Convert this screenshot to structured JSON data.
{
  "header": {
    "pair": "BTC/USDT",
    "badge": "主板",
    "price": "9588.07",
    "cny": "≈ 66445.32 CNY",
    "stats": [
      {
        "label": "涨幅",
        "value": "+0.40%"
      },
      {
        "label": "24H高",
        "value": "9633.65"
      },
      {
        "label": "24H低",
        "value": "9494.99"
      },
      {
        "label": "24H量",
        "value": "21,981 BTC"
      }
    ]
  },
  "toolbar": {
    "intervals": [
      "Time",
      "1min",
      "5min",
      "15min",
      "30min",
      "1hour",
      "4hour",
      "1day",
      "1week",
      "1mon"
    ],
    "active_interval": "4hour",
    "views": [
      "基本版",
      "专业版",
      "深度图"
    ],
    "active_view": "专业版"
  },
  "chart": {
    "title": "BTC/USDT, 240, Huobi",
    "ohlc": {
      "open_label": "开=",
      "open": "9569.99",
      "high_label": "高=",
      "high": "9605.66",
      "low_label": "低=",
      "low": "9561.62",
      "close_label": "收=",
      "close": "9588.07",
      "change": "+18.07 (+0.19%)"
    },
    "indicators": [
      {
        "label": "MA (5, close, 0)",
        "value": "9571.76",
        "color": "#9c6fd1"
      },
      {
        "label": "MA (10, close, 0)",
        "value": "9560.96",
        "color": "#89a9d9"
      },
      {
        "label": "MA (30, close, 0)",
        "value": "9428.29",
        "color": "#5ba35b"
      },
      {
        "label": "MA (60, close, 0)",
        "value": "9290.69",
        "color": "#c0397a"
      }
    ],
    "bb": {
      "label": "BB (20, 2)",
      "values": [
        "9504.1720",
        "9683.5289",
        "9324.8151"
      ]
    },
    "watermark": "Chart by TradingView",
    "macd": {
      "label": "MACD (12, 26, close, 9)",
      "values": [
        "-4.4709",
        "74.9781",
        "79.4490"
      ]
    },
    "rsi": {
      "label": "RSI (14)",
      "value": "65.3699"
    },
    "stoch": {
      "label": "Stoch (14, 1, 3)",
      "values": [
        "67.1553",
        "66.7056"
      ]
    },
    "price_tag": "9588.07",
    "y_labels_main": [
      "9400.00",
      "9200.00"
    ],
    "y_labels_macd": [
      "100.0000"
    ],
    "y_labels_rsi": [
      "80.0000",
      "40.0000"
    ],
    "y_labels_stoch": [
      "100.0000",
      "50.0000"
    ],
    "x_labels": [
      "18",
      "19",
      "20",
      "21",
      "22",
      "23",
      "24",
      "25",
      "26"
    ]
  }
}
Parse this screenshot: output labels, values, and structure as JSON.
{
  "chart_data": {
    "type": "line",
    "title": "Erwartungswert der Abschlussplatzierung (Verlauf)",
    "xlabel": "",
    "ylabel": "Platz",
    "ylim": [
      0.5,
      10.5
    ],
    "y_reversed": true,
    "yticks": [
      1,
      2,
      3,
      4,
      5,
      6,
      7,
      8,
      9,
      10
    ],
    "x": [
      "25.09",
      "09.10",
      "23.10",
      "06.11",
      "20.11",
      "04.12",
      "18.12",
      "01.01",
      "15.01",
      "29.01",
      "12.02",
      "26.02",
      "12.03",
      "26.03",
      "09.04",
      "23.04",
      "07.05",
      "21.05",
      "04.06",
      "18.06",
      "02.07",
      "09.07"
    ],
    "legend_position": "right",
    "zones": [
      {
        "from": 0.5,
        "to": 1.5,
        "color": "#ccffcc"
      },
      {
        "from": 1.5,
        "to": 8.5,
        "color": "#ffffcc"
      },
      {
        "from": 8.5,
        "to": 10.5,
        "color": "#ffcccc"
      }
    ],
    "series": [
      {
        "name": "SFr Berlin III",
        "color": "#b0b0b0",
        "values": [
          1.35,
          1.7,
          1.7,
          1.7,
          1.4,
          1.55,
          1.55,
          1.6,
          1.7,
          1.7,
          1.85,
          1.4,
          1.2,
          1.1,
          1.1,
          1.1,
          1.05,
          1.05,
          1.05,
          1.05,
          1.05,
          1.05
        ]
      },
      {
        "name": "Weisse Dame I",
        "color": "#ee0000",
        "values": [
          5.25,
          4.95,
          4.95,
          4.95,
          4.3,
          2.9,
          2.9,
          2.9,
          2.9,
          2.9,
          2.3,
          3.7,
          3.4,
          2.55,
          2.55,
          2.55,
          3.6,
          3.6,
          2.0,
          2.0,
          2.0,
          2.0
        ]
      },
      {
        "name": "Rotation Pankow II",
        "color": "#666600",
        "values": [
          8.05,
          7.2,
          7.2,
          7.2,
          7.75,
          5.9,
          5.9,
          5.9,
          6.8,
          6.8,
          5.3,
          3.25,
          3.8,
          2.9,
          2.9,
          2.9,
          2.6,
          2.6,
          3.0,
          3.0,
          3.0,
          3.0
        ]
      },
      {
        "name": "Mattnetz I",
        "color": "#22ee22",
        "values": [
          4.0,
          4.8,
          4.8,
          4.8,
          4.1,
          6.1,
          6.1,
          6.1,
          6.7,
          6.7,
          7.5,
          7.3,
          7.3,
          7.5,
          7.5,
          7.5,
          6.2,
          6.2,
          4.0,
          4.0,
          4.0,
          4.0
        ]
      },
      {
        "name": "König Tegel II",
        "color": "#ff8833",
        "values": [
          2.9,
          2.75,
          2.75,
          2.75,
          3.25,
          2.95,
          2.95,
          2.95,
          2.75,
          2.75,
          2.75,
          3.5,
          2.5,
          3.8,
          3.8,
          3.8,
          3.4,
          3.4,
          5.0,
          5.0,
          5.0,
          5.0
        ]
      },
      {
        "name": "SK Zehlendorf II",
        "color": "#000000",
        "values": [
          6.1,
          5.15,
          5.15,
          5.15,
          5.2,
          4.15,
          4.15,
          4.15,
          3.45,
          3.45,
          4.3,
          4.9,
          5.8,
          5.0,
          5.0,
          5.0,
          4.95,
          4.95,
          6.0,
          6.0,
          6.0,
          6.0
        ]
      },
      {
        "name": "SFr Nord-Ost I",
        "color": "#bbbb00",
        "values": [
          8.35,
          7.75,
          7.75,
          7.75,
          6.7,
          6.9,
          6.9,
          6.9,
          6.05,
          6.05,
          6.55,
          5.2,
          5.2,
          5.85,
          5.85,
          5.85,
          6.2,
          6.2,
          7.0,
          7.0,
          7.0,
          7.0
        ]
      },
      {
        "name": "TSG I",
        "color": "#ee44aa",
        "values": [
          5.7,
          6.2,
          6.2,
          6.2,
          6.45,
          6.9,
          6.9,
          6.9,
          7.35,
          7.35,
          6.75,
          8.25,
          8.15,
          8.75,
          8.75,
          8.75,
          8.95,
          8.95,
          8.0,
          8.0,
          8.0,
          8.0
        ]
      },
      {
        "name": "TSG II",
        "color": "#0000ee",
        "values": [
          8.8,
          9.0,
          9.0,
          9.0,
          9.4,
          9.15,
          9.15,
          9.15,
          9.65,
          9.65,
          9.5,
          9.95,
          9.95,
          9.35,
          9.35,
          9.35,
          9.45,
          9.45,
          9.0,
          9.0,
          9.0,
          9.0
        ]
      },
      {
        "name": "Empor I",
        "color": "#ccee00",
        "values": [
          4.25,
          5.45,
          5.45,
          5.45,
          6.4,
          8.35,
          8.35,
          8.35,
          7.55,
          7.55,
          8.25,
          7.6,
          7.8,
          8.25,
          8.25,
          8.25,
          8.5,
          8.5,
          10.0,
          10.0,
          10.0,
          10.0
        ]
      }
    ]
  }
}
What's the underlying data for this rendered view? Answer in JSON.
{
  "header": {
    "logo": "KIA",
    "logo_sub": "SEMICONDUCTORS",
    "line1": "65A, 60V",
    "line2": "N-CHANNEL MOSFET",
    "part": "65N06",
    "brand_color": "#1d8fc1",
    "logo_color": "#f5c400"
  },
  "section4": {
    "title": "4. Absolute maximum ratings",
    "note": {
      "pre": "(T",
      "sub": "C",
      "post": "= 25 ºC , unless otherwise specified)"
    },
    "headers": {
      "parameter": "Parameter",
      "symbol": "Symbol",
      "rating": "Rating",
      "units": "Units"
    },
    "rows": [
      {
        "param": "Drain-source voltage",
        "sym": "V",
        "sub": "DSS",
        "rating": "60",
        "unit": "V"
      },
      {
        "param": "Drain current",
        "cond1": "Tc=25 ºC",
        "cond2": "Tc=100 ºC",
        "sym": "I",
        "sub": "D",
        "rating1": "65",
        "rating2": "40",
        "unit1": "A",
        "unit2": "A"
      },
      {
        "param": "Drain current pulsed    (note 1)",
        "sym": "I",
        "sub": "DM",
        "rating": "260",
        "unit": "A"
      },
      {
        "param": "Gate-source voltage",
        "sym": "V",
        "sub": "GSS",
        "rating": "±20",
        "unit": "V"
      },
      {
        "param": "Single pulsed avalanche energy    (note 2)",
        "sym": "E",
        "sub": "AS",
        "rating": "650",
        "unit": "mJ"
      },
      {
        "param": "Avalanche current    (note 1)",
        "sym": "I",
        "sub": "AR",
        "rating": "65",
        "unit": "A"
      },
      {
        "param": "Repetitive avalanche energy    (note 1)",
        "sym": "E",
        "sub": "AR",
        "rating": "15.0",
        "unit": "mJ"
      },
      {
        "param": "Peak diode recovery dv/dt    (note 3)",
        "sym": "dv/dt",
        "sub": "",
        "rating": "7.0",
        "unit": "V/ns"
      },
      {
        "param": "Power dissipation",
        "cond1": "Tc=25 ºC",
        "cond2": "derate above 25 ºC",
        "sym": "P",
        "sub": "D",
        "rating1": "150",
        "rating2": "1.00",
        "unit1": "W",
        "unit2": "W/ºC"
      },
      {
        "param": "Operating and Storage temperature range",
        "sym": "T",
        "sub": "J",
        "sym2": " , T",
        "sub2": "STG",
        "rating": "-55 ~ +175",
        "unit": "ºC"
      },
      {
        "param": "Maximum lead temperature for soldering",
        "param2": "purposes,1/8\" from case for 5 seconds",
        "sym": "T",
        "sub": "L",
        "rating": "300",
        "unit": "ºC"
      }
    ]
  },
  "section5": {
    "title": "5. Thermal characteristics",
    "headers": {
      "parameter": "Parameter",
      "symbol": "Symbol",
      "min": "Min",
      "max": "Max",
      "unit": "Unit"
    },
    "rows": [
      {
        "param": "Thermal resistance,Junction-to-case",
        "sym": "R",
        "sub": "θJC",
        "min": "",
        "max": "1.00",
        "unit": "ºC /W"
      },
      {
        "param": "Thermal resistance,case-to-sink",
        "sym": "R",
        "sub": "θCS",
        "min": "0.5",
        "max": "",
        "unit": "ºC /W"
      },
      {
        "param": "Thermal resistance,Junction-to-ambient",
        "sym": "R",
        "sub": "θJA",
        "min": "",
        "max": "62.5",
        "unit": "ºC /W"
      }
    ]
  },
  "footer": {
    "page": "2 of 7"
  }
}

Exercise objective: Lines of the material that contain the word "Drain" are to be gathered.

Answer to the task:
        "param": "Drain-source voltage",
        "param": "Drain current",
        "param": "Drain current pulsed    (note 1)",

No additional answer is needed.